* THE INPUT:
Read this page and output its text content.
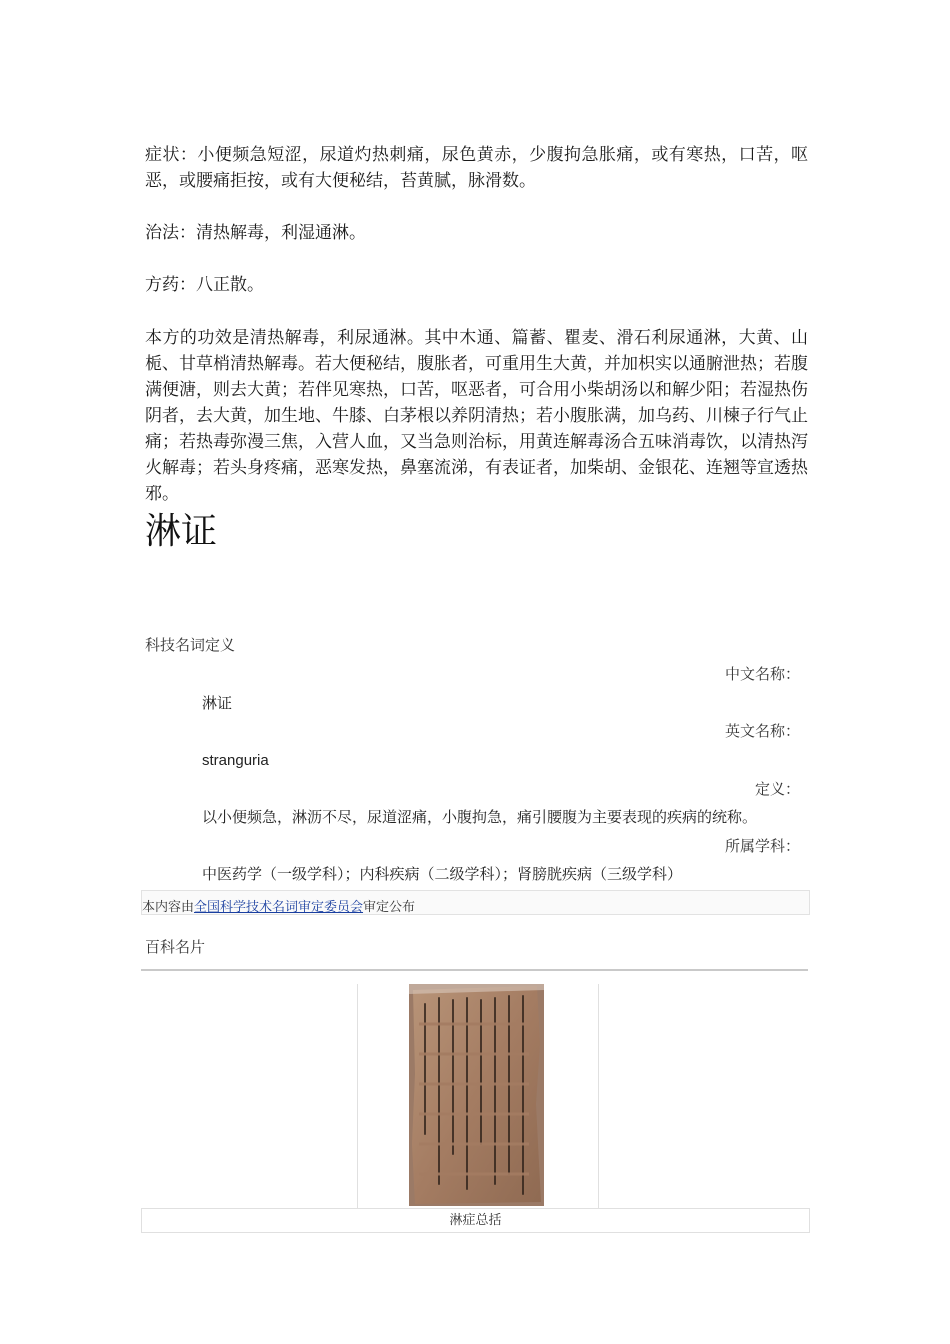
症状：小便频急短涩，尿道灼热刺痛，尿色黄赤，少腹拘急胀痛，或有寒热，口苦，呕恶，或腰痛拒按，或有大便秘结，苔黄腻，脉滑数。

治法：清热解毒，利湿通淋。

方药：八正散。

本方的功效是清热解毒，利尿通淋。其中木通、篇蓄、瞿麦、滑石利尿通淋，大黄、山栀、甘草梢清热解毒。若大便秘结，腹胀者，可重用生大黄，并加枳实以通腑泄热；若腹满便溏，则去大黄；若伴见寒热，口苦，呕恶者，可合用小柴胡汤以和解少阳；若湿热伤阴者，去大黄，加生地、牛膝、白茅根以养阴清热；若小腹胀满，加乌药、川楝子行气止痛；若热毒弥漫三焦，入营人血，又当急则治标，用黄连解毒汤合五味消毒饮，以清热泻火解毒；若头身疼痛，恶寒发热，鼻塞流涕，有表证者，加柴胡、金银花、连翘等宣透热邪。

淋证
科技名词定义
中文名称：
淋证
英文名称：
stranguria
定义：
以小便频急，淋沥不尽，尿道涩痛，小腹拘急，痛引腰腹为主要表现的疾病的统称。
所属学科：
中医药学（一级学科）；内科疾病（二级学科）；肾膀胱疾病（三级学科）
本内容由全国科学技术名词审定委员会审定公布
百科名片
淋症总括
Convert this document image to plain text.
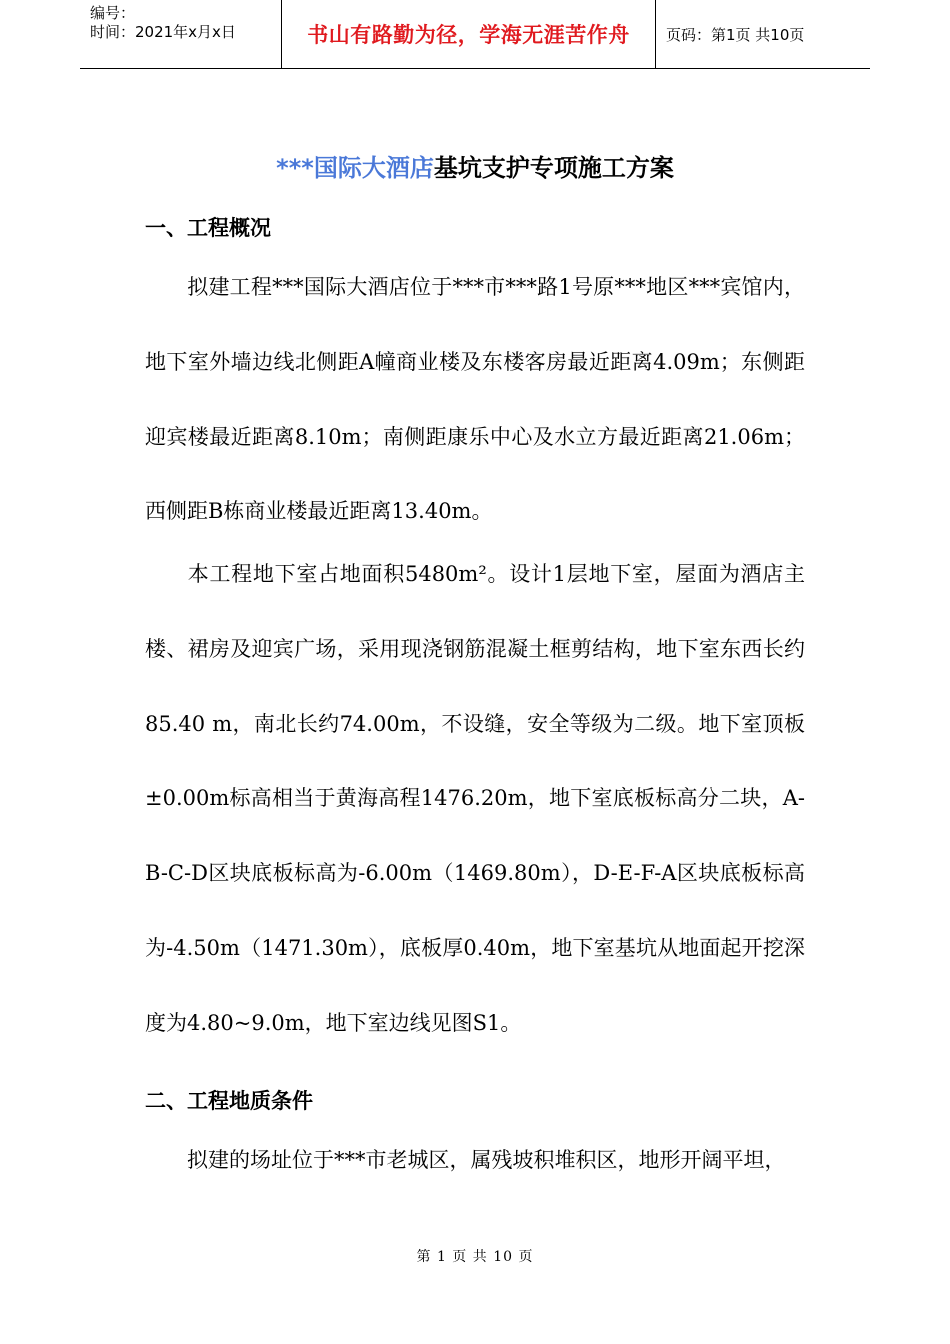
编号：
时间：2021年x月x日	书山有路勤为径，学海无涯苦作舟	页码：第1页 共10页
***国际大酒店基坑支护专项施工方案
一、工程概况

拟建工程***国际大酒店位于***市***路1号原***地区***宾馆内，地下室外墙边线北侧距A幢商业楼及东楼客房最近距离4.09m；东侧距迎宾楼最近距离8.10m；南侧距康乐中心及水立方最近距离21.06m；西侧距B栋商业楼最近距离13.40m。

本工程地下室占地面积5480m²。设计1层地下室，屋面为酒店主楼、裙房及迎宾广场，采用现浇钢筋混凝土框剪结构，地下室东西长约85.40 m，南北长约74.00m，不设缝，安全等级为二级。地下室顶板±0.00m标高相当于黄海高程1476.20m，地下室底板标高分二块，A-B-C-D区块底板标高为-6.00m（1469.80m），D-E-F-A区块底板标高为-4.50m（1471.30m），底板厚0.40m，地下室基坑从地面起开挖深度为4.80~9.0m，地下室边线见图S1。

二、工程地质条件

拟建的场址位于***市老城区，属残坡积堆积区，地形开阔平坦，

第 1 页 共 10 页
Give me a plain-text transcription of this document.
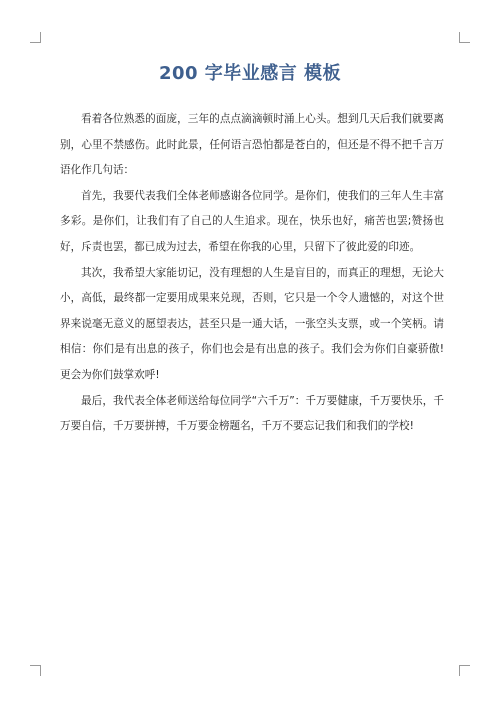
200 字毕业感言 模板

看着各位熟悉的面庞，三年的点点滴滴顿时涌上心头。想到几天后我们就要离别，心里不禁感伤。此时此景，任何语言恐怕都是苍白的，但还是不得不把千言万语化作几句话：

首先，我要代表我们全体老师感谢各位同学。是你们，使我们的三年人生丰富多彩。是你们，让我们有了自己的人生追求。现在，快乐也好，痛苦也罢;赞扬也好，斥责也罢，都已成为过去，希望在你我的心里，只留下了彼此爱的印迹。

其次，我希望大家能切记，没有理想的人生是盲目的，而真正的理想，无论大小，高低，最终都一定要用成果来兑现，否则，它只是一个令人遗憾的，对这个世界来说毫无意义的愿望表达，甚至只是一通大话，一张空头支票，或一个笑柄。请相信：你们是有出息的孩子，你们也会是有出息的孩子。我们会为你们自豪骄傲!更会为你们鼓掌欢呼!

最后，我代表全体老师送给每位同学“六千万”：千万要健康，千万要快乐，千万要自信，千万要拼搏，千万要金榜题名，千万不要忘记我们和我们的学校!
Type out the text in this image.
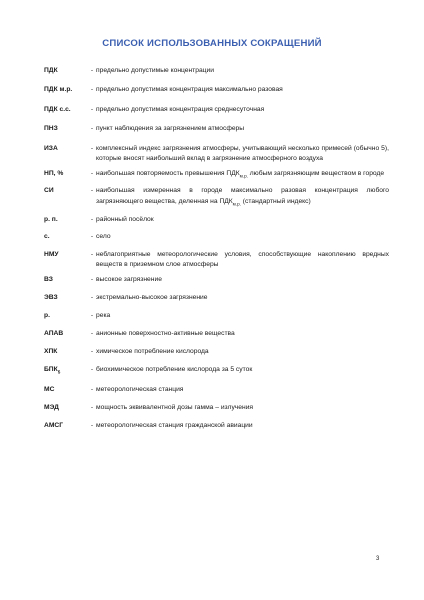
СПИСОК ИСПОЛЬЗОВАННЫХ СОКРАЩЕНИЙ
ПДК	- предельно допустимые концентрации
ПДК м.р.	- предельно допустимая концентрация максимально разовая
ПДК с.с.	- предельно допустимая концентрация среднесуточная
ПНЗ	- пункт наблюдения за загрязнением атмосферы
ИЗА	- комплексный индекс загрязнения атмосферы, учитывающий несколько примесей (обычно 5), которые вносят наибольший вклад в загрязнение атмосферного воздуха
НП, %	- наибольшая повторяемость превышения $ПДК_{м.р.}$ любым загрязняющим веществом в городе
СИ	- наибольшая измеренная в городе максимально разовая концентрация любого загрязняющего вещества, деленная на $ПДК_{м.р.}$ (стандартный индекс)
р. п.	- районный посёлок
с.	- село
НМУ	- неблагоприятные метеорологические условия, способствующие накоплению вредных веществ в приземном слое атмосферы
ВЗ	- высокое загрязнение
ЭВЗ	- экстремально-высокое загрязнение
р.	- река
АПАВ	- анионные поверхностно-активные вещества
ХПК	- химическое потребление кислорода
$БПК_5$	- биохимическое потребление кислорода за 5 суток
МС	- метеорологическая станция
МЭД	- мощность эквивалентной дозы гамма – излучения
АМСГ	- метеорологическая станция гражданской авиации
3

* WHAT TO WORK ON:
List all lines in the material containing the string "вещества".

* COMPLETE ANSWER:
СИ	- наибольшая измеренная в городе максимально разовая концентрация любого загрязняющего вещества, деленная на $ПДК_{м.р.}$ (стандартный индекс)
АПАВ	- анионные поверхностно-активные вещества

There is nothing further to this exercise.